**Task requirements**
Return the whole listing, keeping every character the same.

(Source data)
━━━━━━━━━━━━━━━━━━━━

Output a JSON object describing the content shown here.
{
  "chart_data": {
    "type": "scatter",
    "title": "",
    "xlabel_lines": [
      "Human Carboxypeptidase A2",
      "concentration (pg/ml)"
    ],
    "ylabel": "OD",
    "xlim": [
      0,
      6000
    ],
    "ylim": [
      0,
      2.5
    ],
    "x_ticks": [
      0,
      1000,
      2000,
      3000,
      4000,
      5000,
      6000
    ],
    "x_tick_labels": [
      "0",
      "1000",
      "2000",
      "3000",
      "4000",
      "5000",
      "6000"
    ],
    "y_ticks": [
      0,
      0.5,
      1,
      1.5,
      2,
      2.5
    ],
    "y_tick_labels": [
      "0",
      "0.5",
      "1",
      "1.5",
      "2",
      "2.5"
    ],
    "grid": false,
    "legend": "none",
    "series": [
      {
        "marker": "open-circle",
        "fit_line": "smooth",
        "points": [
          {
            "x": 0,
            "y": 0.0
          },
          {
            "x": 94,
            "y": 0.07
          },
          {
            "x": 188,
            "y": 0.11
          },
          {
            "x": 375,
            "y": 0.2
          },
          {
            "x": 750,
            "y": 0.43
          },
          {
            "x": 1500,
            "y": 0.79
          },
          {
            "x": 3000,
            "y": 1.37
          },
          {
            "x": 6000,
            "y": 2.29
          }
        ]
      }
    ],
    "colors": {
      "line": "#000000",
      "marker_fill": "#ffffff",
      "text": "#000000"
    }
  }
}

━━━━━━━━━━━━━━━━━━━━

**Answer below**
Output a JSON object describing the content shown here.
{
  "chart_data": {
    "type": "scatter",
    "title": "",
    "xlabel_lines": [
      "Human Carboxypeptidase A2",
      "concentration (pg/ml)"
    ],
    "ylabel": "OD",
    "xlim": [
      0,
      6000
    ],
    "ylim": [
      0,
      2.5
    ],
    "x_ticks": [
      0,
      1000,
      2000,
      3000,
      4000,
      5000,
      6000
    ],
    "x_tick_labels": [
      "0",
      "1000",
      "2000",
      "3000",
      "4000",
      "5000",
      "6000"
    ],
    "y_ticks": [
      0,
      0.5,
      1,
      1.5,
      2,
      2.5
    ],
    "y_tick_labels": [
      "0",
      "0.5",
      "1",
      "1.5",
      "2",
      "2.5"
    ],
    "grid": false,
    "legend": "none",
    "series": [
      {
        "marker": "open-circle",
        "fit_line": "smooth",
        "points": [
          {
            "x": 0,
            "y": 0.0
          },
          {
            "x": 94,
            "y": 0.07
          },
          {
            "x": 188,
            "y": 0.11
          },
          {
            "x": 375,
            "y": 0.2
          },
          {
            "x": 750,
            "y": 0.43
          },
          {
            "x": 1500,
            "y": 0.79
          },
          {
            "x": 3000,
            "y": 1.37
          },
          {
            "x": 6000,
            "y": 2.29
          }
        ]
      }
    ],
    "colors": {
      "line": "#000000",
      "marker_fill": "#ffffff",
      "text": "#000000"
    }
  }
}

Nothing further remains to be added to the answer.